▶ **Task description**
Beginning at the line that contains "Decode this image" and ending at the last line of the entries, write out each line exactly; include nothing outside that span.

(Entries from a dataset)
_ _ _ _
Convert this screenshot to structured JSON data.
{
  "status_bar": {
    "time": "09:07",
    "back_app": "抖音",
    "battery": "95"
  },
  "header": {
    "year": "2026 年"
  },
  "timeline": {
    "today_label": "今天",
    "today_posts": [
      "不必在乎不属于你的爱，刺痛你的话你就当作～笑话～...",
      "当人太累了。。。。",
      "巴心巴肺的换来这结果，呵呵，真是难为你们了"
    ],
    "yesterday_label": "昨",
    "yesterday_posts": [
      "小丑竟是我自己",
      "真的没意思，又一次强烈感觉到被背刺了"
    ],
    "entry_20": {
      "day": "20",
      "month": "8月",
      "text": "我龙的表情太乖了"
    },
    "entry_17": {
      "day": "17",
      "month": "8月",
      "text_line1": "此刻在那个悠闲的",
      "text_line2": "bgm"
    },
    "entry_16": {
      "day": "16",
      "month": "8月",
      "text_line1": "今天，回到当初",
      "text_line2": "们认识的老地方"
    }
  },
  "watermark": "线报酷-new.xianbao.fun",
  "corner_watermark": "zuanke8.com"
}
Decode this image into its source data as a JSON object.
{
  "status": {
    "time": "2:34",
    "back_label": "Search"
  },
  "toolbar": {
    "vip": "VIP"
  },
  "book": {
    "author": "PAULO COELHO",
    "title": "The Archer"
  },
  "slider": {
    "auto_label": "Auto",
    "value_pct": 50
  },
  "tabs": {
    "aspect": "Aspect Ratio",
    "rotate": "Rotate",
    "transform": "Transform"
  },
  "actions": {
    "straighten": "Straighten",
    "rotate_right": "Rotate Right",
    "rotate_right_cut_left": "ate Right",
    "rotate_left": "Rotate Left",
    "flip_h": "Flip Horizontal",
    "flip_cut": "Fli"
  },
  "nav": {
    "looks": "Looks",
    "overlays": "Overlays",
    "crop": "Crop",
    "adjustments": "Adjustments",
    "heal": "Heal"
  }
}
_ _ _ _
▶ **Exercise result**
Decode this image into its source data as a JSON object.
{
  "status": {
    "time": "2:34",
    "back_label": "Search"
  },
  "toolbar": {
    "vip": "VIP"
  },
  "book": {
    "author": "PAULO COELHO",
    "title": "The Archer"
  },
  "slider": {
    "auto_label": "Auto",
    "value_pct": 50
  },
  "tabs": {
    "aspect": "Aspect Ratio",
    "rotate": "Rotate",
    "transform": "Transform"
  },
  "actions": {
    "straighten": "Straighten",
    "rotate_right": "Rotate Right",
    "rotate_right_cut_left": "ate Right",
    "rotate_left": "Rotate Left",
    "flip_h": "Flip Horizontal",
    "flip_cut": "Fli"
  },
  "nav": {
    "looks": "Looks",
    "overlays": "Overlays",
    "crop": "Crop",
    "adjustments": "Adjustments",
    "heal": "Heal"
  }
}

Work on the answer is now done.